(Source records)
※

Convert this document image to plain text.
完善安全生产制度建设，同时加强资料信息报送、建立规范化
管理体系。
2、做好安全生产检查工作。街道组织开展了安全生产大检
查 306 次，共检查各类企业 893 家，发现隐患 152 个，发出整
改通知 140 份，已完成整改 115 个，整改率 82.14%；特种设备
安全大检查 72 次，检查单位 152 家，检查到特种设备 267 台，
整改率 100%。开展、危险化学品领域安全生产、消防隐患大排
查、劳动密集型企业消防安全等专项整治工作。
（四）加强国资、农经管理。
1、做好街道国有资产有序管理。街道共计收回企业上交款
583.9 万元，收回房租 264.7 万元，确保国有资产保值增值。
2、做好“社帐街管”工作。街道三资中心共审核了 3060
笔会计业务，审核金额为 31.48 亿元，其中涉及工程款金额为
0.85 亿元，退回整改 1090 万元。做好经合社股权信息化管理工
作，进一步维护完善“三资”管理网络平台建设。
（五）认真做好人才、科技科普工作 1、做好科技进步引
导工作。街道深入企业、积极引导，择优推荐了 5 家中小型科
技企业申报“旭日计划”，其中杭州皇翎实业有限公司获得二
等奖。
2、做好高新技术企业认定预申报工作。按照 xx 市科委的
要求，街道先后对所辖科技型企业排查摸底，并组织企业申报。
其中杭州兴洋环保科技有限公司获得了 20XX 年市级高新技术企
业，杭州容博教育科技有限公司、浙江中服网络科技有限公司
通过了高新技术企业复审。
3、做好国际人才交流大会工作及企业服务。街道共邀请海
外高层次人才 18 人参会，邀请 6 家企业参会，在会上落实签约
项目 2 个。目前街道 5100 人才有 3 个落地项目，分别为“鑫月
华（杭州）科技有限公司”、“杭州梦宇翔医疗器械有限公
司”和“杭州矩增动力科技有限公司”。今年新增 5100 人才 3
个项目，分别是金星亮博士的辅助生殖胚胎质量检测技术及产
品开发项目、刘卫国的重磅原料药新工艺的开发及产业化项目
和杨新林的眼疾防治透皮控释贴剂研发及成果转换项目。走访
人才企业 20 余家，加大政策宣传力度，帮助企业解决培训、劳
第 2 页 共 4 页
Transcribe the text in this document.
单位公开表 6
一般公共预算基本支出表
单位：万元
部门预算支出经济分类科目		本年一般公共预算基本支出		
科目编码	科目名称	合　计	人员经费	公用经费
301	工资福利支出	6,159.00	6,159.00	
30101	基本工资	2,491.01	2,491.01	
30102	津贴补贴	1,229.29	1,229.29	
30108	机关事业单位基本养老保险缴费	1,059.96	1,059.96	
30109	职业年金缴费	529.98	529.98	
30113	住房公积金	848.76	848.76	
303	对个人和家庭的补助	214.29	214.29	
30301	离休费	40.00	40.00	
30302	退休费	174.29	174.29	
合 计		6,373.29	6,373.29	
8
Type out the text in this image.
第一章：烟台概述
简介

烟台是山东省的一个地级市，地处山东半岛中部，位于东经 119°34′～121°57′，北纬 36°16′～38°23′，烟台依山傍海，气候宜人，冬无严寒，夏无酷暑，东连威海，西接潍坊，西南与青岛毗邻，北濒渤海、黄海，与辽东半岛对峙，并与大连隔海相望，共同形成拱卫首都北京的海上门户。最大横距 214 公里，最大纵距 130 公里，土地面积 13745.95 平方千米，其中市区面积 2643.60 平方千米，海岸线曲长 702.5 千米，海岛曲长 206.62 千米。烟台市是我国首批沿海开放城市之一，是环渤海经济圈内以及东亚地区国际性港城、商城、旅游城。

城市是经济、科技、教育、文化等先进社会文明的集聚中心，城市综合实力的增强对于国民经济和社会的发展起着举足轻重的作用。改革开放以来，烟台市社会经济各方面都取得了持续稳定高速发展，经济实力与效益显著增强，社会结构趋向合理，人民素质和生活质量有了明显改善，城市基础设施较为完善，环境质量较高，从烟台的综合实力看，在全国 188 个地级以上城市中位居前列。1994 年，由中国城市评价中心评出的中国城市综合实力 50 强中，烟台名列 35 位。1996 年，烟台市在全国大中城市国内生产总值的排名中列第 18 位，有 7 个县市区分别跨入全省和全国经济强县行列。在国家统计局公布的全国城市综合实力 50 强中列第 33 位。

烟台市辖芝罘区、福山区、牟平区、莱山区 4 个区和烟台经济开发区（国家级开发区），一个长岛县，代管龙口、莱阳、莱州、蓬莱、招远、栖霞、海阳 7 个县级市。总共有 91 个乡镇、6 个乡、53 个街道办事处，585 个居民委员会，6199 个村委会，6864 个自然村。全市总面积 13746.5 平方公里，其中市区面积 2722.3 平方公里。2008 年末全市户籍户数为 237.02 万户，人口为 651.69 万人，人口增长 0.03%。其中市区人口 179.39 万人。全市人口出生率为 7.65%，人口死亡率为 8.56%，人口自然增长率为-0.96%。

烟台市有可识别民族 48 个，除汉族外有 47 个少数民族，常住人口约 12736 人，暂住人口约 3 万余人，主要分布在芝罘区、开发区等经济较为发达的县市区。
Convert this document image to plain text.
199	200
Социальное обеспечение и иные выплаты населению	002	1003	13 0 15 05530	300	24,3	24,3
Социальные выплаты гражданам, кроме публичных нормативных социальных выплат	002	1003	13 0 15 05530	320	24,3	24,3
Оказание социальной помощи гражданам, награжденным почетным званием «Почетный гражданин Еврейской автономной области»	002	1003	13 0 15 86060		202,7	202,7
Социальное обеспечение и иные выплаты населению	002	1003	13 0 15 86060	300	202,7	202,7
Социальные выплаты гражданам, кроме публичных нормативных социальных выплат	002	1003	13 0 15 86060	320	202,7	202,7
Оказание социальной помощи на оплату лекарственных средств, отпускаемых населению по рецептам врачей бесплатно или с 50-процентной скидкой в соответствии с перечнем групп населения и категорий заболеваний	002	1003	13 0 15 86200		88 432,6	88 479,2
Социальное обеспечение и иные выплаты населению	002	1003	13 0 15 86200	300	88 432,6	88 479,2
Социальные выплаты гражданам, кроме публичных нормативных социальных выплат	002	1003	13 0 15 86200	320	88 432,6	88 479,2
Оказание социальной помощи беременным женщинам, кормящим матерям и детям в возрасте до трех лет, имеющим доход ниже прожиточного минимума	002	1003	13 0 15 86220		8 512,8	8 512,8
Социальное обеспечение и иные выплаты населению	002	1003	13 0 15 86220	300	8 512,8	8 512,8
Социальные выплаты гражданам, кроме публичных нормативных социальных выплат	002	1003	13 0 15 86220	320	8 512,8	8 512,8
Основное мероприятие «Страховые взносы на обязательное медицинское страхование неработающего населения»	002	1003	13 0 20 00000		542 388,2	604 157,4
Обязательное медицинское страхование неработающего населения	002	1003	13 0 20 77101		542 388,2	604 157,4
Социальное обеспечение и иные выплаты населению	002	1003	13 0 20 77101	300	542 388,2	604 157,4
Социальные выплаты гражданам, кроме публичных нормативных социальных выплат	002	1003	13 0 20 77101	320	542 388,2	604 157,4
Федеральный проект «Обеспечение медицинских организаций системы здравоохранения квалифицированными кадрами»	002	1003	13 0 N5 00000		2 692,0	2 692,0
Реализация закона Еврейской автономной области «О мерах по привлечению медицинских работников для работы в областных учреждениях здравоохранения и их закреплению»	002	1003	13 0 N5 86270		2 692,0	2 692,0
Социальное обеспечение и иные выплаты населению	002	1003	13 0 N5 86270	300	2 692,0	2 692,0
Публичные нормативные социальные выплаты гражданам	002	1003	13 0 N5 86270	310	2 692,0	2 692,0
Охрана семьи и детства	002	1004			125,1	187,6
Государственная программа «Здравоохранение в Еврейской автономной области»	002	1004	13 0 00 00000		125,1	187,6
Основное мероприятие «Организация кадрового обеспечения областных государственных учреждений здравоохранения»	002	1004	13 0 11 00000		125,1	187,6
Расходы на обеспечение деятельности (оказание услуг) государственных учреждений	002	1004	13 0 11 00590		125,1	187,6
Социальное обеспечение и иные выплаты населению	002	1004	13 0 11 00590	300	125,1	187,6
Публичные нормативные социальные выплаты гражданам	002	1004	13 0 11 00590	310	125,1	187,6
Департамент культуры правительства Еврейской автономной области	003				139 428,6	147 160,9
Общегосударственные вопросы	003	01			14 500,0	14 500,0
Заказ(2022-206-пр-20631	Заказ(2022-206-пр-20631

※

◆ **Task statement**: Using the material above, gather every line that includes "нормативные".

◆ **Correct answer**:
Публичные нормативные социальные выплаты гражданам	002	1003	13 0 N5 86270	310	2 692,0	2 692,0
Публичные нормативные социальные выплаты гражданам	002	1004	13 0 11 00590	310	125,1	187,6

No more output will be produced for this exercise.